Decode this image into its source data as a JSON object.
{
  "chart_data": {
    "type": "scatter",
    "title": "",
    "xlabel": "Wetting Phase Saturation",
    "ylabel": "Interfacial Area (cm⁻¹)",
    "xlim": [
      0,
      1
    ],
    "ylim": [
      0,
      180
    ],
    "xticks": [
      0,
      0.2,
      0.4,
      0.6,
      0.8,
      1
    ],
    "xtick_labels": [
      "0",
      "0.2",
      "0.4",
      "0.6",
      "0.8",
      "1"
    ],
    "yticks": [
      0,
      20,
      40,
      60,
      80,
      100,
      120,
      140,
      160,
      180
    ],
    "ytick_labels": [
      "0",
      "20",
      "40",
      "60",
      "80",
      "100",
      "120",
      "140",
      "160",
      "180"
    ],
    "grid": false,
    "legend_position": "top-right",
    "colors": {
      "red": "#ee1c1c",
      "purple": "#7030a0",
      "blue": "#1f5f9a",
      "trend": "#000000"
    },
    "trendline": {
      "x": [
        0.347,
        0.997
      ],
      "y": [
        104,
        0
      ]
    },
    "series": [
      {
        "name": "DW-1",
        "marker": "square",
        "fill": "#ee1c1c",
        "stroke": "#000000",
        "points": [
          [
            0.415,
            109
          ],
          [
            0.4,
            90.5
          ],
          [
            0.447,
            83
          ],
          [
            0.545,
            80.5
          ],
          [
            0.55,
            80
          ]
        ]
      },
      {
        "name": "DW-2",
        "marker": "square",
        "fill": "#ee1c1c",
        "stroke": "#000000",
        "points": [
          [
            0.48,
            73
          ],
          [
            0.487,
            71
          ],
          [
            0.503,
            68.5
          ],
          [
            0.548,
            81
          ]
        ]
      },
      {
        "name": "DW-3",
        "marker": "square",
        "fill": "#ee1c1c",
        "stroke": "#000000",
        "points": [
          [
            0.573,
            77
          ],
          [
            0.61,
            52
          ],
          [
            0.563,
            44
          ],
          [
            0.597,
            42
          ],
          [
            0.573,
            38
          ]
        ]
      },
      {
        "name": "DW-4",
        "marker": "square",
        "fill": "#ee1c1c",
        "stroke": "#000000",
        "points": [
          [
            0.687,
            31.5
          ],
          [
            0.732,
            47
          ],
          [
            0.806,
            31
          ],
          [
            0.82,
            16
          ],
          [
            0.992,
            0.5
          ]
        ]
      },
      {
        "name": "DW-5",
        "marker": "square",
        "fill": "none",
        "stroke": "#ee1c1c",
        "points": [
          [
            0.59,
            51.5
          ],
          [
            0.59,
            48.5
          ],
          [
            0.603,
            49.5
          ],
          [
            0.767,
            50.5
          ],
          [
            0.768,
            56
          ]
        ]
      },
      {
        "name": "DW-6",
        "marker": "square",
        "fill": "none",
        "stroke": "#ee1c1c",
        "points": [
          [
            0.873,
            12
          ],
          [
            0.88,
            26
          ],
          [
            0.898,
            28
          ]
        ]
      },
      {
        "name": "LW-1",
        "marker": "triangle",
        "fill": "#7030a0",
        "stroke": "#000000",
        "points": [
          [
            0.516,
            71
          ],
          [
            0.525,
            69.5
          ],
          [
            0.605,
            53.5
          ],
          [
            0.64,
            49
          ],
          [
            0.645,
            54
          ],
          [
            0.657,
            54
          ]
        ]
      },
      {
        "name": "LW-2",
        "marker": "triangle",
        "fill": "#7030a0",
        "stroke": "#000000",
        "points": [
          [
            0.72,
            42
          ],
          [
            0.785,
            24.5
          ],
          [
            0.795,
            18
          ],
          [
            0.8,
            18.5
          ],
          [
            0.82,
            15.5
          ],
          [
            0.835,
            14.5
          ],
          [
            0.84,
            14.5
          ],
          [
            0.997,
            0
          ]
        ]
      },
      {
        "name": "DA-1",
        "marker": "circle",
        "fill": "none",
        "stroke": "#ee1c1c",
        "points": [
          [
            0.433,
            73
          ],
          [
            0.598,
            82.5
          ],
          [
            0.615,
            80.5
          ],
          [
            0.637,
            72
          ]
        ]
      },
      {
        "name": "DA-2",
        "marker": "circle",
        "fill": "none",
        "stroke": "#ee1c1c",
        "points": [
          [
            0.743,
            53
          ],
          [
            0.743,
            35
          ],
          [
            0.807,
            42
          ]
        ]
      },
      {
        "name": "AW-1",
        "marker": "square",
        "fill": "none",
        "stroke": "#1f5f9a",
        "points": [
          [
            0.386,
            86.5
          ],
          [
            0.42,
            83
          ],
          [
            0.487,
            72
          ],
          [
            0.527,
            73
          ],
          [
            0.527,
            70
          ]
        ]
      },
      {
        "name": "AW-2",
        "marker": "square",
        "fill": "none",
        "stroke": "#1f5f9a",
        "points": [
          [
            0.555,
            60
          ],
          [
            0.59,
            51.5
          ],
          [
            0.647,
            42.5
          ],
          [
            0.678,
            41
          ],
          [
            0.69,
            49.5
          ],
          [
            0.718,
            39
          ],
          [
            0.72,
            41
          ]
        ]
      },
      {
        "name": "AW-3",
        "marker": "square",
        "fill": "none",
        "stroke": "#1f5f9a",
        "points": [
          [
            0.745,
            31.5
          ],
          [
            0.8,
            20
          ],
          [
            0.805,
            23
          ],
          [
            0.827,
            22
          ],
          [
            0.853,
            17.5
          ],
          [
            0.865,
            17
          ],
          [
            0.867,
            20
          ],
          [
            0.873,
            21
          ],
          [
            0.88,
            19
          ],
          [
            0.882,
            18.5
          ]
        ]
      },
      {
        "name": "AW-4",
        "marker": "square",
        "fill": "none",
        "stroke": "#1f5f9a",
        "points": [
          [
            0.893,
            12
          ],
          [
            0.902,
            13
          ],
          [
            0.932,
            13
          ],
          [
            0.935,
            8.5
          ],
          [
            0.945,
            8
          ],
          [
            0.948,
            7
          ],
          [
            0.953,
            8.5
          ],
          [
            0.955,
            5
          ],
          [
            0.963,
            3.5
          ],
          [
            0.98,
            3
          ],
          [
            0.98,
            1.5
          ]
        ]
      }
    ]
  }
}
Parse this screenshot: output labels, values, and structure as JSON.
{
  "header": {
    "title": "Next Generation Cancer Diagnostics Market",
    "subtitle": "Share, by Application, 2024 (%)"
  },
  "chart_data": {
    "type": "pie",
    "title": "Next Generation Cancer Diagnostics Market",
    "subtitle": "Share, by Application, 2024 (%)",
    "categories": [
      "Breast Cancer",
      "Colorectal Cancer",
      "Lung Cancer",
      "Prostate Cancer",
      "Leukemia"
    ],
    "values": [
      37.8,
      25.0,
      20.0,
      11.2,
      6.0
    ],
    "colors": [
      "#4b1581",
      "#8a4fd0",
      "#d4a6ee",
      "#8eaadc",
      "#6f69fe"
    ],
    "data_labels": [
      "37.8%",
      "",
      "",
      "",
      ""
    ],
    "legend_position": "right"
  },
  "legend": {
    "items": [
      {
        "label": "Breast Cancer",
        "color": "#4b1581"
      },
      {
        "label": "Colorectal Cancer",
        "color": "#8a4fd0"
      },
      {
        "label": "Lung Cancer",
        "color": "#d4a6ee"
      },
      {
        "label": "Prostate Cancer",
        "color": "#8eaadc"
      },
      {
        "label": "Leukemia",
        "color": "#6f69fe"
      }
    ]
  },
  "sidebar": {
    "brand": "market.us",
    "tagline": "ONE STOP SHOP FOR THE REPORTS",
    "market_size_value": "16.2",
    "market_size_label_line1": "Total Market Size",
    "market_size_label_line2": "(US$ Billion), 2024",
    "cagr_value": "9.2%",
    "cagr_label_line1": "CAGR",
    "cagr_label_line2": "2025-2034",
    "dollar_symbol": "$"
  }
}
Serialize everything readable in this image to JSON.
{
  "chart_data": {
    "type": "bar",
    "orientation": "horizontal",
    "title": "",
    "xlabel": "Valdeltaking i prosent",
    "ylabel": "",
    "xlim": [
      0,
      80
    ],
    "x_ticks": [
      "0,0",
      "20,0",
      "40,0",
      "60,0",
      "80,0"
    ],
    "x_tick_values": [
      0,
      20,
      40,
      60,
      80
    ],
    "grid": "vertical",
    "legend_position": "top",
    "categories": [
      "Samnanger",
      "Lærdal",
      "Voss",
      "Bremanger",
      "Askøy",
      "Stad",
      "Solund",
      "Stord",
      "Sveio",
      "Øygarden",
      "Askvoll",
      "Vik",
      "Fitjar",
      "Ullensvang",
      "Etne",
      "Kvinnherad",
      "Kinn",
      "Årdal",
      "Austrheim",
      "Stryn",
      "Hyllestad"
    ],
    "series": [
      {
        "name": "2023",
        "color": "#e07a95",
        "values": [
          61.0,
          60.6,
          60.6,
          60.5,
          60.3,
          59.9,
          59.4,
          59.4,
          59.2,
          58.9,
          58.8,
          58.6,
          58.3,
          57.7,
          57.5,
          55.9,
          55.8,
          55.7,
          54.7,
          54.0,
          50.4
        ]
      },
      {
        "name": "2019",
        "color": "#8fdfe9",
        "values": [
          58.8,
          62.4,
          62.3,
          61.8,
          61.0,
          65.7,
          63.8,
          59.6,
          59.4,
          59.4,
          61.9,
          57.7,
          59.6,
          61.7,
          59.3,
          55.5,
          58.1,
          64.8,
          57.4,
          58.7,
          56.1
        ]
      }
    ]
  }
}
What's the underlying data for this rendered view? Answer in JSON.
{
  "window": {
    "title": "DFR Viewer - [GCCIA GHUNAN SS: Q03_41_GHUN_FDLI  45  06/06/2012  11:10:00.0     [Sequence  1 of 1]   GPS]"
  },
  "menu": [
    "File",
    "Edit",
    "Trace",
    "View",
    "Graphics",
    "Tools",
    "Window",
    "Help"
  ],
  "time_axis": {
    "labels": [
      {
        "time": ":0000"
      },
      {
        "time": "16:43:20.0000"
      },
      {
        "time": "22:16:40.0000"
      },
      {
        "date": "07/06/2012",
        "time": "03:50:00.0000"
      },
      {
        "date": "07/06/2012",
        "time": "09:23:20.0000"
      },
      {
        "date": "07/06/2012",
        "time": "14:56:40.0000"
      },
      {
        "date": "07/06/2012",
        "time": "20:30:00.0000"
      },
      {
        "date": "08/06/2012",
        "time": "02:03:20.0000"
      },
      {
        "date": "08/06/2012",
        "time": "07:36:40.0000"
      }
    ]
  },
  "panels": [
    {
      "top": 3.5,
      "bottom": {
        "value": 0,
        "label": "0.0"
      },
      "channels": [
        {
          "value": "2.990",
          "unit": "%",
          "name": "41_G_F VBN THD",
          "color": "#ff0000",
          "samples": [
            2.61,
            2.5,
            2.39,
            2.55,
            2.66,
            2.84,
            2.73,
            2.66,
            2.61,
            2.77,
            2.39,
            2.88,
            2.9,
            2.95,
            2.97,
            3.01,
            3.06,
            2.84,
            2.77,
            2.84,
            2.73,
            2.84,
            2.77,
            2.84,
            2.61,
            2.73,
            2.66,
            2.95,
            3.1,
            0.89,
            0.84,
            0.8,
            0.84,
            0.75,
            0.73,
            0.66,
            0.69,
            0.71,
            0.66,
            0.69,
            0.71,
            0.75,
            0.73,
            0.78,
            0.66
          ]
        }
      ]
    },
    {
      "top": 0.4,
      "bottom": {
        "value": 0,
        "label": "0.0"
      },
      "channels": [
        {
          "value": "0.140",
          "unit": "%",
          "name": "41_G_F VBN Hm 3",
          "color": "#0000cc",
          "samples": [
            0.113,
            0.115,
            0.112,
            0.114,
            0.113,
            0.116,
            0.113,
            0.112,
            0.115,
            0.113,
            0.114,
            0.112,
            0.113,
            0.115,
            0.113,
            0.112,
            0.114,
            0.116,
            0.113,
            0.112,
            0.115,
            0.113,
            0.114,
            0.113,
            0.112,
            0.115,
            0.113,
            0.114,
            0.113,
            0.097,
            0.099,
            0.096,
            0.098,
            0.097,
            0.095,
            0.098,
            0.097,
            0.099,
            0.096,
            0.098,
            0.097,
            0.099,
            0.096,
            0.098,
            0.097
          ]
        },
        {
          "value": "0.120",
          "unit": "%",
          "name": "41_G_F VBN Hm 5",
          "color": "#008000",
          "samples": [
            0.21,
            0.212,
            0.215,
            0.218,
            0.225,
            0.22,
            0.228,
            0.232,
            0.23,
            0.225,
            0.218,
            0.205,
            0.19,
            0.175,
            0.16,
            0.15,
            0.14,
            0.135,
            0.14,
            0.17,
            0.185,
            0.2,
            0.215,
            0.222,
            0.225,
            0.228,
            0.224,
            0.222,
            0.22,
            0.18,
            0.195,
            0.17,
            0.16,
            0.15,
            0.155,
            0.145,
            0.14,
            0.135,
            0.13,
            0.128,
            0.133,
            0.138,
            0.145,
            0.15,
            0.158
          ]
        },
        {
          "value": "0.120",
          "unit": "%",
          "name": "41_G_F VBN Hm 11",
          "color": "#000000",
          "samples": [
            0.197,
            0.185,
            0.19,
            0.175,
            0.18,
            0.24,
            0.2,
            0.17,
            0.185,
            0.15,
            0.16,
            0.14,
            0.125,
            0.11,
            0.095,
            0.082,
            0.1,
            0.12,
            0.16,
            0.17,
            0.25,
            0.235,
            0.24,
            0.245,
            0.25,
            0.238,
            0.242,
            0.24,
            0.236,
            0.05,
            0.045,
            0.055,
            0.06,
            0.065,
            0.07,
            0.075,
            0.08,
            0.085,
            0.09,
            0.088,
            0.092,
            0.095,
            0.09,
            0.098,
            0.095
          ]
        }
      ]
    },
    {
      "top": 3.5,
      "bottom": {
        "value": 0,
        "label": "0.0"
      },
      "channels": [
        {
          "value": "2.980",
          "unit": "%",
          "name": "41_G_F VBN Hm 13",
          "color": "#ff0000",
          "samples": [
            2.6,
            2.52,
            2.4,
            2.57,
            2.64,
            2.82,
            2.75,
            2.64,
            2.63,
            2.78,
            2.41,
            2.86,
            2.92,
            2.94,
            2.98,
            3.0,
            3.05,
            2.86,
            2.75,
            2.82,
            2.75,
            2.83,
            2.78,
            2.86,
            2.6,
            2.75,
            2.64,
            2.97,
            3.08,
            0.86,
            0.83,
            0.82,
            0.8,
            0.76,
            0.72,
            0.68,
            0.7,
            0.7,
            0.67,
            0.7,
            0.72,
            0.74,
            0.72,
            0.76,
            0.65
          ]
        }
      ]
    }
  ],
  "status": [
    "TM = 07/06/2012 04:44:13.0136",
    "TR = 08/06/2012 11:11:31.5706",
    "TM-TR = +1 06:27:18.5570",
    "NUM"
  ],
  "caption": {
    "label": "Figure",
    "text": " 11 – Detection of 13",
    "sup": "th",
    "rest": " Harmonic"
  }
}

• EXERCISE AIM: Find how many lines of the entries contain "right". Respond with the number only.

• RESPONSE FOR THIS EXERCISE: 2